▶ _Listed records_
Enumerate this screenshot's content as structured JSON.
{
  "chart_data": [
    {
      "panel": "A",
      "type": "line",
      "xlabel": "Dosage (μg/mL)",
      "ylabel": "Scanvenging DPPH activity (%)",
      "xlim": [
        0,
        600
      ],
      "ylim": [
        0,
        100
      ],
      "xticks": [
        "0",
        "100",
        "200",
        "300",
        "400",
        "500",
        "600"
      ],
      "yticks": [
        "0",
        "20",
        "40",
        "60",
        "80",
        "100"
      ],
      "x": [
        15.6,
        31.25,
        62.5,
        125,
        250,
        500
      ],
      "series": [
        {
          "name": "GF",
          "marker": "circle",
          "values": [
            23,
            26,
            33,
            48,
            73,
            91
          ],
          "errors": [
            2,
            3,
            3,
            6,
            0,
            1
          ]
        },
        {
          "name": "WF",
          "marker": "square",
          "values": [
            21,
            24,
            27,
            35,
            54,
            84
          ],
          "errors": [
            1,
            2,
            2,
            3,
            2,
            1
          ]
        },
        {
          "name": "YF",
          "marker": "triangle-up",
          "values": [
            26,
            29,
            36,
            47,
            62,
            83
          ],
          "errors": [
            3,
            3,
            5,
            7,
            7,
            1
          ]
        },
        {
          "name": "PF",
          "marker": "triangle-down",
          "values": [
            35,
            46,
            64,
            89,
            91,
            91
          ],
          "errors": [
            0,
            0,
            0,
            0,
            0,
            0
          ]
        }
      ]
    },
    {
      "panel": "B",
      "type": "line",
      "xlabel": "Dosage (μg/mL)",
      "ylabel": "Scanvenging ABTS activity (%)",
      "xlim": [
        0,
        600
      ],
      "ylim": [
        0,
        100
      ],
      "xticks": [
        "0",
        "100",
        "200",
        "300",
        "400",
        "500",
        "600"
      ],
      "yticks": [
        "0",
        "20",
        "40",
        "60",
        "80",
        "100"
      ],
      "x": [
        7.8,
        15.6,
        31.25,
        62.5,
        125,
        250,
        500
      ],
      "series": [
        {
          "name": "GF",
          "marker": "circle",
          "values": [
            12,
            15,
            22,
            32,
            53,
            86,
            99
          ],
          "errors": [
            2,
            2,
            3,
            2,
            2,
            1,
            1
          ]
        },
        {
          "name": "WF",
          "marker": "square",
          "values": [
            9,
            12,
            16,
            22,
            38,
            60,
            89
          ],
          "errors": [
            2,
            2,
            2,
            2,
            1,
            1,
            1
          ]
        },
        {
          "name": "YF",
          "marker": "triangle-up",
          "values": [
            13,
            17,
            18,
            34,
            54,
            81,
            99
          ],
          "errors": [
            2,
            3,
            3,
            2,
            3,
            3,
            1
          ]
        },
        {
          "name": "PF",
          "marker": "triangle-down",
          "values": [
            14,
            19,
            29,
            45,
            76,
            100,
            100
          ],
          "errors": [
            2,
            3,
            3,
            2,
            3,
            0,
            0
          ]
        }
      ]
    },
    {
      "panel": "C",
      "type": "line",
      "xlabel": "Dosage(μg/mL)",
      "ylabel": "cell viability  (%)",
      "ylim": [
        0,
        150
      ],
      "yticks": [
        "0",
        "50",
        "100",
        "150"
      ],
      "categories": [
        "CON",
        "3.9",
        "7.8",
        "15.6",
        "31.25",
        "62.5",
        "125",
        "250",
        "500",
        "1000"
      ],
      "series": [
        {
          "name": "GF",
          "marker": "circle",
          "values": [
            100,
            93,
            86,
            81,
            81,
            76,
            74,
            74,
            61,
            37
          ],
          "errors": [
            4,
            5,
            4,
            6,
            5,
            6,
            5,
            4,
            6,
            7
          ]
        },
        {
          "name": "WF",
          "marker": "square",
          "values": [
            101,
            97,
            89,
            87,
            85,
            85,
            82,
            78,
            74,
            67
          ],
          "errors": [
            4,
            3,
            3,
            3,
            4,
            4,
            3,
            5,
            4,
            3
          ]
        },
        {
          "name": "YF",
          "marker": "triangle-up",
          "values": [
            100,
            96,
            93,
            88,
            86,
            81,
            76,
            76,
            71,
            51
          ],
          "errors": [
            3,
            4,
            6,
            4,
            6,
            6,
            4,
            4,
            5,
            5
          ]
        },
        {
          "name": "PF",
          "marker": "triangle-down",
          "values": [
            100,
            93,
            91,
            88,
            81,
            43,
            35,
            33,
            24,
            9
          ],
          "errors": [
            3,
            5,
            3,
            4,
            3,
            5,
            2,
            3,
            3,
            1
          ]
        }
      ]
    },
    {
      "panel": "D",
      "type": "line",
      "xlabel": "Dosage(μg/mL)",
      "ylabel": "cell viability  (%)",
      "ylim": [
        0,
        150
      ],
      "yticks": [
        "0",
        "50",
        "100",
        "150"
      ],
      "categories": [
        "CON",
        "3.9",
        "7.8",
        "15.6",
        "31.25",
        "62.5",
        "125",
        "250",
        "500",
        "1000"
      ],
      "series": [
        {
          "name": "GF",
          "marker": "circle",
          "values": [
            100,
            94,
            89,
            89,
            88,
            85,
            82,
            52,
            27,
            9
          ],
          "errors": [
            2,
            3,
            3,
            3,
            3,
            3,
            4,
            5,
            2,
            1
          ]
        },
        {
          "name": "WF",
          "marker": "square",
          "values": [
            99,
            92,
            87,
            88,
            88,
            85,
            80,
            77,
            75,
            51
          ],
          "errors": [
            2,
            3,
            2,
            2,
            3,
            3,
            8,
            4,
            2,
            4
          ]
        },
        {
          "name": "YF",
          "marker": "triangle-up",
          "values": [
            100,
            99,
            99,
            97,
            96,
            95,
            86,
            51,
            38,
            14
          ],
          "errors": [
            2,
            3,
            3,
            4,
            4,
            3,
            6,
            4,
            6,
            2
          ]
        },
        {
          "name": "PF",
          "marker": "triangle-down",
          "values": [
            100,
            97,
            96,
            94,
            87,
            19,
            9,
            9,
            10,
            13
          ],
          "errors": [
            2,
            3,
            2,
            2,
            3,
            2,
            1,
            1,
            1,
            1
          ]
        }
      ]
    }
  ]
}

▶ _Exercise brief_
Nothing should be left out: repeat all of the data exactly.

▶ _Answer for the task_
Enumerate this screenshot's content as structured JSON.
{
  "chart_data": [
    {
      "panel": "A",
      "type": "line",
      "xlabel": "Dosage (μg/mL)",
      "ylabel": "Scanvenging DPPH activity (%)",
      "xlim": [
        0,
        600
      ],
      "ylim": [
        0,
        100
      ],
      "xticks": [
        "0",
        "100",
        "200",
        "300",
        "400",
        "500",
        "600"
      ],
      "yticks": [
        "0",
        "20",
        "40",
        "60",
        "80",
        "100"
      ],
      "x": [
        15.6,
        31.25,
        62.5,
        125,
        250,
        500
      ],
      "series": [
        {
          "name": "GF",
          "marker": "circle",
          "values": [
            23,
            26,
            33,
            48,
            73,
            91
          ],
          "errors": [
            2,
            3,
            3,
            6,
            0,
            1
          ]
        },
        {
          "name": "WF",
          "marker": "square",
          "values": [
            21,
            24,
            27,
            35,
            54,
            84
          ],
          "errors": [
            1,
            2,
            2,
            3,
            2,
            1
          ]
        },
        {
          "name": "YF",
          "marker": "triangle-up",
          "values": [
            26,
            29,
            36,
            47,
            62,
            83
          ],
          "errors": [
            3,
            3,
            5,
            7,
            7,
            1
          ]
        },
        {
          "name": "PF",
          "marker": "triangle-down",
          "values": [
            35,
            46,
            64,
            89,
            91,
            91
          ],
          "errors": [
            0,
            0,
            0,
            0,
            0,
            0
          ]
        }
      ]
    },
    {
      "panel": "B",
      "type": "line",
      "xlabel": "Dosage (μg/mL)",
      "ylabel": "Scanvenging ABTS activity (%)",
      "xlim": [
        0,
        600
      ],
      "ylim": [
        0,
        100
      ],
      "xticks": [
        "0",
        "100",
        "200",
        "300",
        "400",
        "500",
        "600"
      ],
      "yticks": [
        "0",
        "20",
        "40",
        "60",
        "80",
        "100"
      ],
      "x": [
        7.8,
        15.6,
        31.25,
        62.5,
        125,
        250,
        500
      ],
      "series": [
        {
          "name": "GF",
          "marker": "circle",
          "values": [
            12,
            15,
            22,
            32,
            53,
            86,
            99
          ],
          "errors": [
            2,
            2,
            3,
            2,
            2,
            1,
            1
          ]
        },
        {
          "name": "WF",
          "marker": "square",
          "values": [
            9,
            12,
            16,
            22,
            38,
            60,
            89
          ],
          "errors": [
            2,
            2,
            2,
            2,
            1,
            1,
            1
          ]
        },
        {
          "name": "YF",
          "marker": "triangle-up",
          "values": [
            13,
            17,
            18,
            34,
            54,
            81,
            99
          ],
          "errors": [
            2,
            3,
            3,
            2,
            3,
            3,
            1
          ]
        },
        {
          "name": "PF",
          "marker": "triangle-down",
          "values": [
            14,
            19,
            29,
            45,
            76,
            100,
            100
          ],
          "errors": [
            2,
            3,
            3,
            2,
            3,
            0,
            0
          ]
        }
      ]
    },
    {
      "panel": "C",
      "type": "line",
      "xlabel": "Dosage(μg/mL)",
      "ylabel": "cell viability  (%)",
      "ylim": [
        0,
        150
      ],
      "yticks": [
        "0",
        "50",
        "100",
        "150"
      ],
      "categories": [
        "CON",
        "3.9",
        "7.8",
        "15.6",
        "31.25",
        "62.5",
        "125",
        "250",
        "500",
        "1000"
      ],
      "series": [
        {
          "name": "GF",
          "marker": "circle",
          "values": [
            100,
            93,
            86,
            81,
            81,
            76,
            74,
            74,
            61,
            37
          ],
          "errors": [
            4,
            5,
            4,
            6,
            5,
            6,
            5,
            4,
            6,
            7
          ]
        },
        {
          "name": "WF",
          "marker": "square",
          "values": [
            101,
            97,
            89,
            87,
            85,
            85,
            82,
            78,
            74,
            67
          ],
          "errors": [
            4,
            3,
            3,
            3,
            4,
            4,
            3,
            5,
            4,
            3
          ]
        },
        {
          "name": "YF",
          "marker": "triangle-up",
          "values": [
            100,
            96,
            93,
            88,
            86,
            81,
            76,
            76,
            71,
            51
          ],
          "errors": [
            3,
            4,
            6,
            4,
            6,
            6,
            4,
            4,
            5,
            5
          ]
        },
        {
          "name": "PF",
          "marker": "triangle-down",
          "values": [
            100,
            93,
            91,
            88,
            81,
            43,
            35,
            33,
            24,
            9
          ],
          "errors": [
            3,
            5,
            3,
            4,
            3,
            5,
            2,
            3,
            3,
            1
          ]
        }
      ]
    },
    {
      "panel": "D",
      "type": "line",
      "xlabel": "Dosage(μg/mL)",
      "ylabel": "cell viability  (%)",
      "ylim": [
        0,
        150
      ],
      "yticks": [
        "0",
        "50",
        "100",
        "150"
      ],
      "categories": [
        "CON",
        "3.9",
        "7.8",
        "15.6",
        "31.25",
        "62.5",
        "125",
        "250",
        "500",
        "1000"
      ],
      "series": [
        {
          "name": "GF",
          "marker": "circle",
          "values": [
            100,
            94,
            89,
            89,
            88,
            85,
            82,
            52,
            27,
            9
          ],
          "errors": [
            2,
            3,
            3,
            3,
            3,
            3,
            4,
            5,
            2,
            1
          ]
        },
        {
          "name": "WF",
          "marker": "square",
          "values": [
            99,
            92,
            87,
            88,
            88,
            85,
            80,
            77,
            75,
            51
          ],
          "errors": [
            2,
            3,
            2,
            2,
            3,
            3,
            8,
            4,
            2,
            4
          ]
        },
        {
          "name": "YF",
          "marker": "triangle-up",
          "values": [
            100,
            99,
            99,
            97,
            96,
            95,
            86,
            51,
            38,
            14
          ],
          "errors": [
            2,
            3,
            3,
            4,
            4,
            3,
            6,
            4,
            6,
            2
          ]
        },
        {
          "name": "PF",
          "marker": "triangle-down",
          "values": [
            100,
            97,
            96,
            94,
            87,
            19,
            9,
            9,
            10,
            13
          ],
          "errors": [
            2,
            3,
            2,
            2,
            3,
            2,
            1,
            1,
            1,
            1
          ]
        }
      ]
    }
  ]
}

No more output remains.